((

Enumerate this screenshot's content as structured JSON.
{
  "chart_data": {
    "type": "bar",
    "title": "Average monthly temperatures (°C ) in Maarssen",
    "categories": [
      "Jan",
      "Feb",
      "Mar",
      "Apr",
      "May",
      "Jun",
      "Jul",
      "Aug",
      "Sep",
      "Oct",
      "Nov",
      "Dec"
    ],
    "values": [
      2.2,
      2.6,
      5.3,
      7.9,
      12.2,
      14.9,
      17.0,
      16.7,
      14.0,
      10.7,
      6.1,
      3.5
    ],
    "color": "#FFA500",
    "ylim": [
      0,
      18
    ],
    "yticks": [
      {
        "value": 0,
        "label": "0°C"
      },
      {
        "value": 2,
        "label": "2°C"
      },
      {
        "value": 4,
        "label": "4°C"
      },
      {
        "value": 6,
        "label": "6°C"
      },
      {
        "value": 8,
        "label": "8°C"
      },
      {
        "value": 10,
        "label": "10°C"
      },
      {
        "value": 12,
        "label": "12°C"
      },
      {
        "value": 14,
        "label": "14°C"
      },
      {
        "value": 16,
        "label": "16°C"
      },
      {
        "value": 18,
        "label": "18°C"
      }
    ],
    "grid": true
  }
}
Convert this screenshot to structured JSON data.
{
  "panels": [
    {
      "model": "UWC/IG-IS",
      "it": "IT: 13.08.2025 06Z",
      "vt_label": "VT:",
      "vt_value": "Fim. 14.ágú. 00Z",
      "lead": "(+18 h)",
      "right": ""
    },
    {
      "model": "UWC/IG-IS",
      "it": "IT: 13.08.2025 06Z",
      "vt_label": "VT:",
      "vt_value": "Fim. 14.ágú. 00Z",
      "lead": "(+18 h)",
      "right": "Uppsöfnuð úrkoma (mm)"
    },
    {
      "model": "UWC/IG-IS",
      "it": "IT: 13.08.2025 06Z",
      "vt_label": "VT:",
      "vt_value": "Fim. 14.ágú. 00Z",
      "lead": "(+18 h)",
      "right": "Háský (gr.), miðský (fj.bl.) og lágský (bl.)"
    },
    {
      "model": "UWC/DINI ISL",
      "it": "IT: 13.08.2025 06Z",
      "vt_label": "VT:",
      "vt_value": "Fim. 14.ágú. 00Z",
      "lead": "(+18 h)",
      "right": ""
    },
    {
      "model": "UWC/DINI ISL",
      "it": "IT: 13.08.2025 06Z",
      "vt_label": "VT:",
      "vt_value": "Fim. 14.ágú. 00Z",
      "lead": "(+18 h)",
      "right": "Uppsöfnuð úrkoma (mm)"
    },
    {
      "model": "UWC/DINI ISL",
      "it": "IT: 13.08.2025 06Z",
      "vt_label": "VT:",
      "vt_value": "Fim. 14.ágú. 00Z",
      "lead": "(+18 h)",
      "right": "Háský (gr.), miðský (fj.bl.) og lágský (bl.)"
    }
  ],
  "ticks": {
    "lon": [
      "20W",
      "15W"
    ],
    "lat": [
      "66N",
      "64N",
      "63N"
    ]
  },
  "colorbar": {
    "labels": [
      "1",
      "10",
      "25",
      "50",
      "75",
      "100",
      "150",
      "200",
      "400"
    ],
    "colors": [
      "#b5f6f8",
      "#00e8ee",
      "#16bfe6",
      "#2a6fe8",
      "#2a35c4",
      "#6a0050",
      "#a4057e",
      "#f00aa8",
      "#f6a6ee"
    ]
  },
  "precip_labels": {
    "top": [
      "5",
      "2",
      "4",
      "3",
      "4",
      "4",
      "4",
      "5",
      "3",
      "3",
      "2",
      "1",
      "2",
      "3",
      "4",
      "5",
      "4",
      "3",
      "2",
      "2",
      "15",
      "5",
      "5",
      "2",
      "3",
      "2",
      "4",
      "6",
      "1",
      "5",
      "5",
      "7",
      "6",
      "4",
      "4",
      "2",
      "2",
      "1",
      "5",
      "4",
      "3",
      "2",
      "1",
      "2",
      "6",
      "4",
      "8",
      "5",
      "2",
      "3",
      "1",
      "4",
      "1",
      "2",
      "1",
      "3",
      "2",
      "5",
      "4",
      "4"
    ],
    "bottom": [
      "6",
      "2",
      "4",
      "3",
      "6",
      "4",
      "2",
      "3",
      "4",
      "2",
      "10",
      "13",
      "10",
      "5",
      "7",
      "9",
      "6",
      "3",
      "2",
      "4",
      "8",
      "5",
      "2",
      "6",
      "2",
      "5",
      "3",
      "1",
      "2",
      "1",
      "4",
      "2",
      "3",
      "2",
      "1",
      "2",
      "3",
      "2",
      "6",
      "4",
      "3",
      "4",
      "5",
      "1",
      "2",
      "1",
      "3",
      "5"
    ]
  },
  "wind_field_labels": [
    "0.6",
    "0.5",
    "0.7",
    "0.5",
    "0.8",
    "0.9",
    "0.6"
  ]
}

))

**PROBLEM**
In the listing above, find each line with the word "structured" and copy it.

**REPLY**
Enumerate this screenshot's content as structured JSON.
Convert this screenshot to structured JSON data.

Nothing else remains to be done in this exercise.